> To do
Write out the entries again exactly as they are given.

----

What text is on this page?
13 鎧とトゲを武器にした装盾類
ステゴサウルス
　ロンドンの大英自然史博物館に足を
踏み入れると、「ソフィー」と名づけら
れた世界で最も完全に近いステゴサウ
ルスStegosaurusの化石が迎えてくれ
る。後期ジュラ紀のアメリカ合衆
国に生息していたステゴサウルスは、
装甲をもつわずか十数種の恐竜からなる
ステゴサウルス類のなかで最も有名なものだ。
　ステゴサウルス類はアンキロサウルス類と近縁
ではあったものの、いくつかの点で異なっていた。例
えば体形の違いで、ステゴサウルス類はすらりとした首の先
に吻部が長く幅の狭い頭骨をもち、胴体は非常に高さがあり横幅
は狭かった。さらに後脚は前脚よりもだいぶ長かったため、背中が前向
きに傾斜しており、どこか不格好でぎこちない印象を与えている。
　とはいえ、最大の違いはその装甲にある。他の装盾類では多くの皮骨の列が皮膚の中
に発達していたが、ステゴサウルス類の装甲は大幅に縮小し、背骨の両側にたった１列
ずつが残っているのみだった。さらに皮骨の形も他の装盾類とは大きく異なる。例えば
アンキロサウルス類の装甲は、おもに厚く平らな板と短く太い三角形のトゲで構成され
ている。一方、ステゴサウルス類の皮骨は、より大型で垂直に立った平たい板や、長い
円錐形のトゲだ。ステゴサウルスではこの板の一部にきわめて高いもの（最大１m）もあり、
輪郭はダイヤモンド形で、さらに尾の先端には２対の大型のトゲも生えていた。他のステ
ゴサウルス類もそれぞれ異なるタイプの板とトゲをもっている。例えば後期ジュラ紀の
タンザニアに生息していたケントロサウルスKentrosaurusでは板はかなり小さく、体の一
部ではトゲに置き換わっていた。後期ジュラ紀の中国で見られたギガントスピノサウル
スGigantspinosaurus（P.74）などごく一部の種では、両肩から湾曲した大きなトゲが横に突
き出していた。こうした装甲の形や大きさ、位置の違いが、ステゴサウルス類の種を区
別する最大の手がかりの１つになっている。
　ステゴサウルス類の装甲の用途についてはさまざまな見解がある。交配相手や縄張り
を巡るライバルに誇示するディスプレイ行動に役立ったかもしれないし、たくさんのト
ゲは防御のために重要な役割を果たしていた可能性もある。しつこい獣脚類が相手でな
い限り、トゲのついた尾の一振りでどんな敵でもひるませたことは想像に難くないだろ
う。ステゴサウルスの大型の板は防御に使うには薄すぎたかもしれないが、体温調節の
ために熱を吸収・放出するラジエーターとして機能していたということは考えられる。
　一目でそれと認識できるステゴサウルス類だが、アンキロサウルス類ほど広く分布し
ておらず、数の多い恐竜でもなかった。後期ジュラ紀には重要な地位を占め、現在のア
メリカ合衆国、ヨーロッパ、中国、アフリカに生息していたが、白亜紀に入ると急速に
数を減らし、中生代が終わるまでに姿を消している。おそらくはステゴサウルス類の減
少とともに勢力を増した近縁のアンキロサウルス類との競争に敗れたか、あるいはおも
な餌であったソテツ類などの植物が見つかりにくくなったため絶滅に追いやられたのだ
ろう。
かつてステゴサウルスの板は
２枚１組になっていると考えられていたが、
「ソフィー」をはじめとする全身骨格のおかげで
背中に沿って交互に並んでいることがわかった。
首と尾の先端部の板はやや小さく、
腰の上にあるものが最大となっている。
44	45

----

> Response to this exercise
What text is on this page?
13 鎧とトゲを武器にした装盾類
ステゴサウルス
　ロンドンの大英自然史博物館に足を
踏み入れると、「ソフィー」と名づけら
れた世界で最も完全に近いステゴサウ
ルスStegosaurusの化石が迎えてくれ
る。後期ジュラ紀のアメリカ合衆
国に生息していたステゴサウルスは、
装甲をもつわずか十数種の恐竜からなる
ステゴサウルス類のなかで最も有名なものだ。
　ステゴサウルス類はアンキロサウルス類と近縁
ではあったものの、いくつかの点で異なっていた。例
えば体形の違いで、ステゴサウルス類はすらりとした首の先
に吻部が長く幅の狭い頭骨をもち、胴体は非常に高さがあり横幅
は狭かった。さらに後脚は前脚よりもだいぶ長かったため、背中が前向
きに傾斜しており、どこか不格好でぎこちない印象を与えている。
　とはいえ、最大の違いはその装甲にある。他の装盾類では多くの皮骨の列が皮膚の中
に発達していたが、ステゴサウルス類の装甲は大幅に縮小し、背骨の両側にたった１列
ずつが残っているのみだった。さらに皮骨の形も他の装盾類とは大きく異なる。例えば
アンキロサウルス類の装甲は、おもに厚く平らな板と短く太い三角形のトゲで構成され
ている。一方、ステゴサウルス類の皮骨は、より大型で垂直に立った平たい板や、長い
円錐形のトゲだ。ステゴサウルスではこの板の一部にきわめて高いもの（最大１m）もあり、
輪郭はダイヤモンド形で、さらに尾の先端には２対の大型のトゲも生えていた。他のステ
ゴサウルス類もそれぞれ異なるタイプの板とトゲをもっている。例えば後期ジュラ紀の
タンザニアに生息していたケントロサウルスKentrosaurusでは板はかなり小さく、体の一
部ではトゲに置き換わっていた。後期ジュラ紀の中国で見られたギガントスピノサウル
スGigantspinosaurus（P.74）などごく一部の種では、両肩から湾曲した大きなトゲが横に突
き出していた。こうした装甲の形や大きさ、位置の違いが、ステゴサウルス類の種を区
別する最大の手がかりの１つになっている。
　ステゴサウルス類の装甲の用途についてはさまざまな見解がある。交配相手や縄張り
を巡るライバルに誇示するディスプレイ行動に役立ったかもしれないし、たくさんのト
ゲは防御のために重要な役割を果たしていた可能性もある。しつこい獣脚類が相手でな
い限り、トゲのついた尾の一振りでどんな敵でもひるませたことは想像に難くないだろ
う。ステゴサウルスの大型の板は防御に使うには薄すぎたかもしれないが、体温調節の
ために熱を吸収・放出するラジエーターとして機能していたということは考えられる。
　一目でそれと認識できるステゴサウルス類だが、アンキロサウルス類ほど広く分布し
ておらず、数の多い恐竜でもなかった。後期ジュラ紀には重要な地位を占め、現在のア
メリカ合衆国、ヨーロッパ、中国、アフリカに生息していたが、白亜紀に入ると急速に
数を減らし、中生代が終わるまでに姿を消している。おそらくはステゴサウルス類の減
少とともに勢力を増した近縁のアンキロサウルス類との競争に敗れたか、あるいはおも
な餌であったソテツ類などの植物が見つかりにくくなったため絶滅に追いやられたのだ
ろう。
かつてステゴサウルスの板は
２枚１組になっていると考えられていたが、
「ソフィー」をはじめとする全身骨格のおかげで
背中に沿って交互に並んでいることがわかった。
首と尾の先端部の板はやや小さく、
腰の上にあるものが最大となっている。
44	45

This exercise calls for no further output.